(Data entries for graphics)

__________

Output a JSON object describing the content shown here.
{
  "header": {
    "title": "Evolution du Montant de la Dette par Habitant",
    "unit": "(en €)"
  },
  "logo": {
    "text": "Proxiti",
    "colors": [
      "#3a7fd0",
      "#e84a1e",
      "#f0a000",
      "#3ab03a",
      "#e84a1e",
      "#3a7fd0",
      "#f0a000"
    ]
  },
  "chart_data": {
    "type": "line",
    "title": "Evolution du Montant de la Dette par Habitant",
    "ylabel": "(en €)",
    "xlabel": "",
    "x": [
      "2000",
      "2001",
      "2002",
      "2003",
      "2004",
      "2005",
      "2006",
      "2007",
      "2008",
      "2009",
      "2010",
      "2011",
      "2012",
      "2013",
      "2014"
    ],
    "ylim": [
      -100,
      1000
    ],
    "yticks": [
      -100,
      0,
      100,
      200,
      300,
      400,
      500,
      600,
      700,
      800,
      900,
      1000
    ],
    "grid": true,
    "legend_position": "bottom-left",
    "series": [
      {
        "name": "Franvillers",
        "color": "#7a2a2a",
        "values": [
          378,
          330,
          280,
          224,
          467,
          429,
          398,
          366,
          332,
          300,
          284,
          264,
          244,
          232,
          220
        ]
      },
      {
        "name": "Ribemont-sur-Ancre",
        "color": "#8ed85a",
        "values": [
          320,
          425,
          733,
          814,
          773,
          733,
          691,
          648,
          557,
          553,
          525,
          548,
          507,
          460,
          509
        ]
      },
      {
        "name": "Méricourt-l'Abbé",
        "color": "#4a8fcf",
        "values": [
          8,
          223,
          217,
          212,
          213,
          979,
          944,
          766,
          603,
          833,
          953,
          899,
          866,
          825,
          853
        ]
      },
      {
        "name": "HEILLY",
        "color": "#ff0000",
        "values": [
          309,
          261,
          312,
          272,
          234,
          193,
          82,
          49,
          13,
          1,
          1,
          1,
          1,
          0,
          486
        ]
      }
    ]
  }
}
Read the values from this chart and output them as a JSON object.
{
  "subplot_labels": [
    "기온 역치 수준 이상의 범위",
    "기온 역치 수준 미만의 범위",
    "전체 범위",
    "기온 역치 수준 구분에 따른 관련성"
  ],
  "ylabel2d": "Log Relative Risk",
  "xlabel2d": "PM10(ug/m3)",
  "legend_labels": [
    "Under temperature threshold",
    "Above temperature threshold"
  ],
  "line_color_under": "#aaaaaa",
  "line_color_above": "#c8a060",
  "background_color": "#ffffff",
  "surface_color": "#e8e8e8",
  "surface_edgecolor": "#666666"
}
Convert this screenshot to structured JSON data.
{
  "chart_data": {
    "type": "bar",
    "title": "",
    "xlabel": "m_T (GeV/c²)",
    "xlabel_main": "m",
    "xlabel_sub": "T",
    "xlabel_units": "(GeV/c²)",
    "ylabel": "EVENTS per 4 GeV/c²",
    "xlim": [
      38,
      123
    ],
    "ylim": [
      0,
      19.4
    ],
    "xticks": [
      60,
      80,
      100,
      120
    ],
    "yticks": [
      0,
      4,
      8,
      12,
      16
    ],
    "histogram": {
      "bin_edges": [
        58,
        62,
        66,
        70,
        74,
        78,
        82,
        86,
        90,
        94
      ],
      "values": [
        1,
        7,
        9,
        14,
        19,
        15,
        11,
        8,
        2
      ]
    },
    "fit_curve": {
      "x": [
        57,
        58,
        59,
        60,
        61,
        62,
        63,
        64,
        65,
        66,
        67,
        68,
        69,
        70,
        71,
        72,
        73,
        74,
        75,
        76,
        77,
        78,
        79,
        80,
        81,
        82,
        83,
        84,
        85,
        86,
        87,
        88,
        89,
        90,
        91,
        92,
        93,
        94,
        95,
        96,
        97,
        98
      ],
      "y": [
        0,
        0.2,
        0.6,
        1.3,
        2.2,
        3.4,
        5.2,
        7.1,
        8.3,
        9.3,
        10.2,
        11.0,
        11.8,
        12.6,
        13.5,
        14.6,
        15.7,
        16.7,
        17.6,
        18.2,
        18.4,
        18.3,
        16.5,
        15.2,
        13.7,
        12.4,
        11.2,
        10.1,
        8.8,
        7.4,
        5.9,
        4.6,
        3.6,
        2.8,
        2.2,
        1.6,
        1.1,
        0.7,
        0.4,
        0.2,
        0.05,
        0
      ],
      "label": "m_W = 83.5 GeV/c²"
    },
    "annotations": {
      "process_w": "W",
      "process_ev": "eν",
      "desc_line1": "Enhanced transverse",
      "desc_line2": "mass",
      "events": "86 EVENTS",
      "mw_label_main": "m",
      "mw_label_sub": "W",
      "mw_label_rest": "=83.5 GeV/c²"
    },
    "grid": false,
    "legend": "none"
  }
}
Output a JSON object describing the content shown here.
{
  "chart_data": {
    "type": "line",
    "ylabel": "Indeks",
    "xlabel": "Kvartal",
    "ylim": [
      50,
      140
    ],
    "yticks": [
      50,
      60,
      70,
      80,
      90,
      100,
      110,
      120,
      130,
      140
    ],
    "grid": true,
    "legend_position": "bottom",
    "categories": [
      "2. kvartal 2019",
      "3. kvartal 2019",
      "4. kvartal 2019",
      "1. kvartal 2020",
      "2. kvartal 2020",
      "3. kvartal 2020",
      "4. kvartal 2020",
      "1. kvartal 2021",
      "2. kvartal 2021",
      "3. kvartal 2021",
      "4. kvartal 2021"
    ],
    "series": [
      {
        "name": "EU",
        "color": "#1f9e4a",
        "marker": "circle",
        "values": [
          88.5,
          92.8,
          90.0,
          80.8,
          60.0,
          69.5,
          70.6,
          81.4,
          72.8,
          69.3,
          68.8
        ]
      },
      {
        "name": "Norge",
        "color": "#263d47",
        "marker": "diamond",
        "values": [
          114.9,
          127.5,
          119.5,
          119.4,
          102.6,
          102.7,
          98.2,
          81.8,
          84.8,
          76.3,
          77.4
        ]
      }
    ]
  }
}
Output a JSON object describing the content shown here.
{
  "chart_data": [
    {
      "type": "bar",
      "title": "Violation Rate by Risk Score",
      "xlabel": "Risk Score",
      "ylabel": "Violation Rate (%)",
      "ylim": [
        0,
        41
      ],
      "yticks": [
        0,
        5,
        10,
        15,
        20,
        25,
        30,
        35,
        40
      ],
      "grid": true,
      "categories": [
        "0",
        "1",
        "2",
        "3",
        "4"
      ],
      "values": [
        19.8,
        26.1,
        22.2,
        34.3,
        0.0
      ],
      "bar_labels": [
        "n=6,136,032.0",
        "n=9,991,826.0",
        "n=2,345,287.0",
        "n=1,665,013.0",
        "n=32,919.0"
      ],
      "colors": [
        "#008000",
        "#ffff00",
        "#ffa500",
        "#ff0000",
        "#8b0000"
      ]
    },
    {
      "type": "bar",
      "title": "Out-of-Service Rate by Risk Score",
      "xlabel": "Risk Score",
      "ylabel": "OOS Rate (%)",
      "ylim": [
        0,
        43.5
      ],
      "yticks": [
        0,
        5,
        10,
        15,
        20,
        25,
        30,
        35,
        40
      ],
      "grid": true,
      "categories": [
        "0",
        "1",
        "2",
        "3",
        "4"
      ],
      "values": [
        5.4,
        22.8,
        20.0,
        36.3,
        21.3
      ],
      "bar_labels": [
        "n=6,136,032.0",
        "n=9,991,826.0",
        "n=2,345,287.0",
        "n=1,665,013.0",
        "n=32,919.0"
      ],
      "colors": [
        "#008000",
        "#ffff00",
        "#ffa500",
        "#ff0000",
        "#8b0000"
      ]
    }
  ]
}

__________

### Short exercise
Show each line holding the word "temperature".

### Task result
    "Under temperature threshold",
    "Above temperature threshold"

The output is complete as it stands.